Document passage:
○ ○ ○ ○

I didn’t like the idea of blindly forcing on in the teeth of a storm.
“How about digging a ledge to bivy and waiting for the weather to pick up? At least we’ll be able to see what we’re getting into.”
“No, we’re strung out with no food! If this weather continues we could get stuck up here!”
He was right: we had climbed all day on one bar of chocolate each. I could feel my body eating away muscle for fuel. My mind flashed to the scene that would greet me upon my return to work: the detox class would come into the prison gym fresh from the street, pale, rattling and drug-riddled. Taking one look at me, they would smile and wink, recognizing a fellow sufferer. If we bivied up here I was going to make the worse crack addict look healthy. Little would they know the drug of my choice didn’t come in tablet form.
We wanted to stand and rejoice on the tip of the summit, shake hands and celebrate, but the weather was robbing us of our crowning glory. Battered by large snow flakes, hoping for a miracle, we stood there for half an hour, but our prayers were not answered.
“We should start getting down; it’ll be better down climbing if it’s light,” announced a stoic Powell.
I didn’t want to leave. Neither did he. It just didn’t feel fair.
Fair is for dreamers, though; fair isn’t real. Life isn’t fair. Kicking angrily, I turned in and started the long scary way down to normality.

○ ○ ○ ○

Data supplied:
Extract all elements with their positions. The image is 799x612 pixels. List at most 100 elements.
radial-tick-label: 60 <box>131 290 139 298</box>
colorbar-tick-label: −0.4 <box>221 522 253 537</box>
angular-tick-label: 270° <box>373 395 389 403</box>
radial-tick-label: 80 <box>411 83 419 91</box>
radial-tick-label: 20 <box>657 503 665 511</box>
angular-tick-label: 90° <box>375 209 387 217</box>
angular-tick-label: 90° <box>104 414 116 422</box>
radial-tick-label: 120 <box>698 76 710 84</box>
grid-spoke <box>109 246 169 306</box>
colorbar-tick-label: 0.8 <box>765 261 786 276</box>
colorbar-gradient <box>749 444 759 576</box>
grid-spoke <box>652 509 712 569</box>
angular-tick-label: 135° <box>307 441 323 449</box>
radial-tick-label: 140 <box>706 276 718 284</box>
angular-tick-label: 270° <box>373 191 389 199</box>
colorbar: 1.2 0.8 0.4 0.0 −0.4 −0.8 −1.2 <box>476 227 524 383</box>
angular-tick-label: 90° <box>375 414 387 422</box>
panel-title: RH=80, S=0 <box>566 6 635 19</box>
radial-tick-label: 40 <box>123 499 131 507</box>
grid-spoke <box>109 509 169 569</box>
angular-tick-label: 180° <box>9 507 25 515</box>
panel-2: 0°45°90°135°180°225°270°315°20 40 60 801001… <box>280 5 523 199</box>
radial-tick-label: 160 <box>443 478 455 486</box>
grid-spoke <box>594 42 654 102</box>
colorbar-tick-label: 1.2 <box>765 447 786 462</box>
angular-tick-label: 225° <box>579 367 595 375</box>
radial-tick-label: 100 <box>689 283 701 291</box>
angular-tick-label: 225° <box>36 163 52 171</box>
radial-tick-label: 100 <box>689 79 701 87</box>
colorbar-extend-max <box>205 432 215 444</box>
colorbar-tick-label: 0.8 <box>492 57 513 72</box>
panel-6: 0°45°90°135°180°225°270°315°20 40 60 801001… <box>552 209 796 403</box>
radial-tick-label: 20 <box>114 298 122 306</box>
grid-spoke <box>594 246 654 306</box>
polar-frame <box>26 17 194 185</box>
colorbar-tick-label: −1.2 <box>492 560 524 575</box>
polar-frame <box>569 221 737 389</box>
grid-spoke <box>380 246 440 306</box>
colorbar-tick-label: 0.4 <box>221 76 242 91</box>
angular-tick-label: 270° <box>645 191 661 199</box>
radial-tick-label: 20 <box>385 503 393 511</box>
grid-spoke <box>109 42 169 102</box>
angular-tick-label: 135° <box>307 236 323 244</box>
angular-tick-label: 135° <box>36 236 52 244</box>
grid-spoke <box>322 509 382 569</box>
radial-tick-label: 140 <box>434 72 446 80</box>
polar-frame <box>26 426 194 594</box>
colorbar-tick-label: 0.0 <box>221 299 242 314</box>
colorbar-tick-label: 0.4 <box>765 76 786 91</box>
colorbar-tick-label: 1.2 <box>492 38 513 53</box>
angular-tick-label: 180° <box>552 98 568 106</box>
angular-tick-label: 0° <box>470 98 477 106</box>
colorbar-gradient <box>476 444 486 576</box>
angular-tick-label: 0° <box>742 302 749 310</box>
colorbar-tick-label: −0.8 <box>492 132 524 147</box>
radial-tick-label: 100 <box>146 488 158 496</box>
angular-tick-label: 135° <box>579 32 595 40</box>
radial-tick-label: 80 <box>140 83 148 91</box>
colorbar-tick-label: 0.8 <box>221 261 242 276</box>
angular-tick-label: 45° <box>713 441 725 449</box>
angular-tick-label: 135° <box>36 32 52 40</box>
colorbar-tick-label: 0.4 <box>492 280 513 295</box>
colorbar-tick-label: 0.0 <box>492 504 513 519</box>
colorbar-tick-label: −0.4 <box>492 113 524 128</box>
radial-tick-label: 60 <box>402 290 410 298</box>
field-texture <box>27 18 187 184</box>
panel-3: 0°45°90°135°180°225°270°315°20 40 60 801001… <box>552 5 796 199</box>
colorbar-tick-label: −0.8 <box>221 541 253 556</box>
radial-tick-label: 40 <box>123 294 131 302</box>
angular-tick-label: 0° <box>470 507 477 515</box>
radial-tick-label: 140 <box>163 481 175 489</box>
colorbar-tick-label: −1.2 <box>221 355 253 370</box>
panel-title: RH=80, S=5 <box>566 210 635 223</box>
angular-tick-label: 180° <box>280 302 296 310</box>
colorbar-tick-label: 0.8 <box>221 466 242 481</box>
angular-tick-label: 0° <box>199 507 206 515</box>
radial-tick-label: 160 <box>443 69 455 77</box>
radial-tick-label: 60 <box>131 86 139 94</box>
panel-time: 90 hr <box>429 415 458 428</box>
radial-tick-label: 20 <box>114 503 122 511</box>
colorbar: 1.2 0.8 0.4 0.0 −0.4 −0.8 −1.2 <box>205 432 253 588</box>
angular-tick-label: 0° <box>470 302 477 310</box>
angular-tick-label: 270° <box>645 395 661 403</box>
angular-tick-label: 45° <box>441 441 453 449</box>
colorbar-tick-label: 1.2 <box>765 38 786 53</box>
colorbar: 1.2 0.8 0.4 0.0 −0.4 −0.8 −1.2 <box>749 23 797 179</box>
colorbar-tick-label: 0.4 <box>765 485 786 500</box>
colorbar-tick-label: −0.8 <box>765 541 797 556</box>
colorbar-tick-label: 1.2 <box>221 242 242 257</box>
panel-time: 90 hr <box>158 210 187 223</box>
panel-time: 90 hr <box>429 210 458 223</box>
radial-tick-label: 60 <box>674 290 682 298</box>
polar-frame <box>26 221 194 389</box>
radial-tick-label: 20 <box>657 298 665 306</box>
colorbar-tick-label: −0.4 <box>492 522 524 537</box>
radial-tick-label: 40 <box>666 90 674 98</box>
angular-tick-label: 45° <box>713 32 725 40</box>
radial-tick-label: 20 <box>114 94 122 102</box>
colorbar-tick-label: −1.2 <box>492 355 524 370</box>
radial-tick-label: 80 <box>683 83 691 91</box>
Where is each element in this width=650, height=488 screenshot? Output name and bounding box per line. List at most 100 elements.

○ ○ ○ ○

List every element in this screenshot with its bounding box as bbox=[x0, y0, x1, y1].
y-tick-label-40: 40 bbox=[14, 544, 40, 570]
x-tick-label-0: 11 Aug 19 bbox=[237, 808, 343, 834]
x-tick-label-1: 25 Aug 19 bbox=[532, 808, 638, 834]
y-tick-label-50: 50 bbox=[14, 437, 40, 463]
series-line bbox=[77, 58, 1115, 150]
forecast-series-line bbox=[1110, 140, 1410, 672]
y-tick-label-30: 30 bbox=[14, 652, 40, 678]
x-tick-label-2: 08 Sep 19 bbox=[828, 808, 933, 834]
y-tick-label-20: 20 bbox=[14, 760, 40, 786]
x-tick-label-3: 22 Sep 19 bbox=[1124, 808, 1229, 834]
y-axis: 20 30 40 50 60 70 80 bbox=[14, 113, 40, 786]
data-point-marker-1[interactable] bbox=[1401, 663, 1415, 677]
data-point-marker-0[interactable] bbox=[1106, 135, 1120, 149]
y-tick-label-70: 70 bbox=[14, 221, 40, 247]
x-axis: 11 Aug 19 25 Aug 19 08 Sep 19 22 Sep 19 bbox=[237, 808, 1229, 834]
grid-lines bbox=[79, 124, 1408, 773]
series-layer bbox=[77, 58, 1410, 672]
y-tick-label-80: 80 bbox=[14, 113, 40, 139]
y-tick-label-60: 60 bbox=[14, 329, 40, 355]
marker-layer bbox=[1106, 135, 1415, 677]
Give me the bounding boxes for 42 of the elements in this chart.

○ ○ ○ ○

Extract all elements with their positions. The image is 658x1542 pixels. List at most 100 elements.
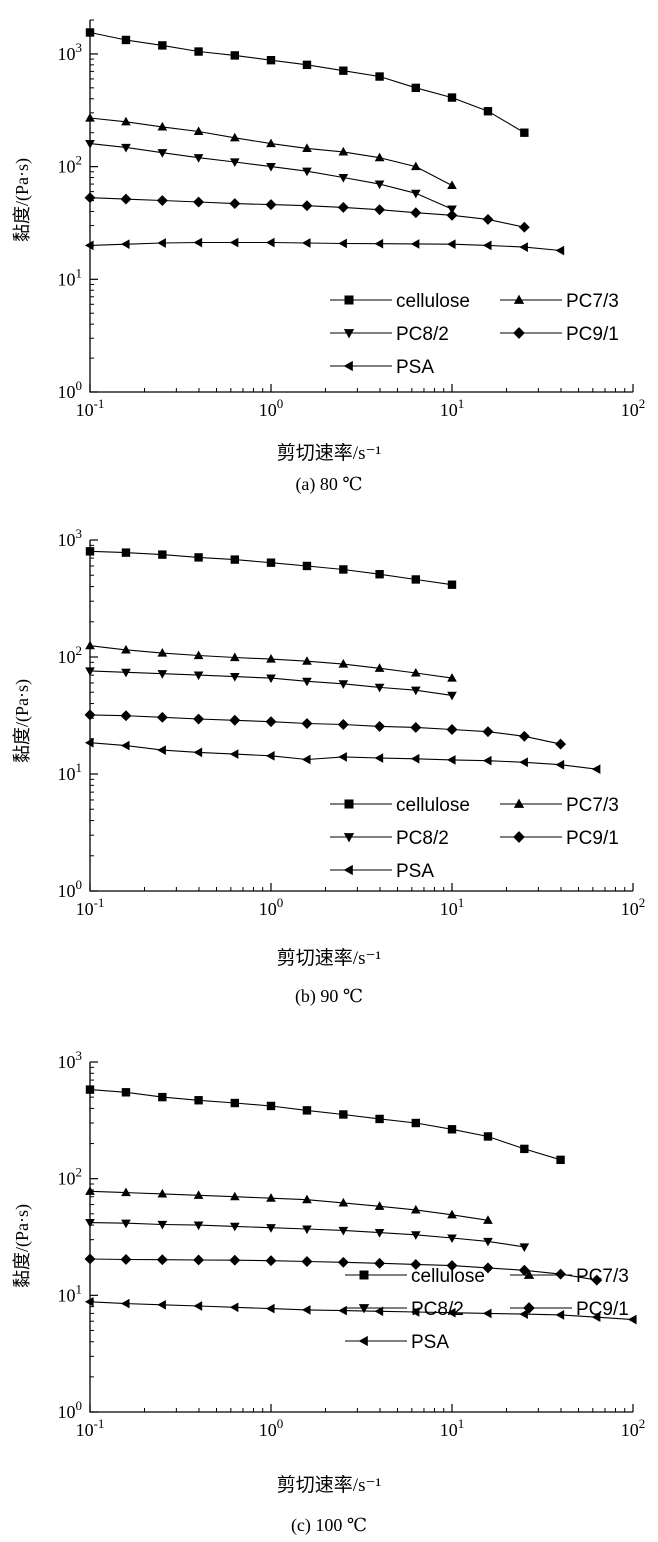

○ ○ ○ ○

Task objective: Reproduce the climbing account word for word, between "We wanted to" and "were not answered.", inclusive. Rely only on the climbing account for what comes next.

Exercise response:
We wanted to stand and rejoice on the tip of the summit, shake hands and celebrate, but the weather was robbing us of our crowning glory. Battered by large snow flakes, hoping for a miracle, we stood there for half an hour, but our prayers were not answered.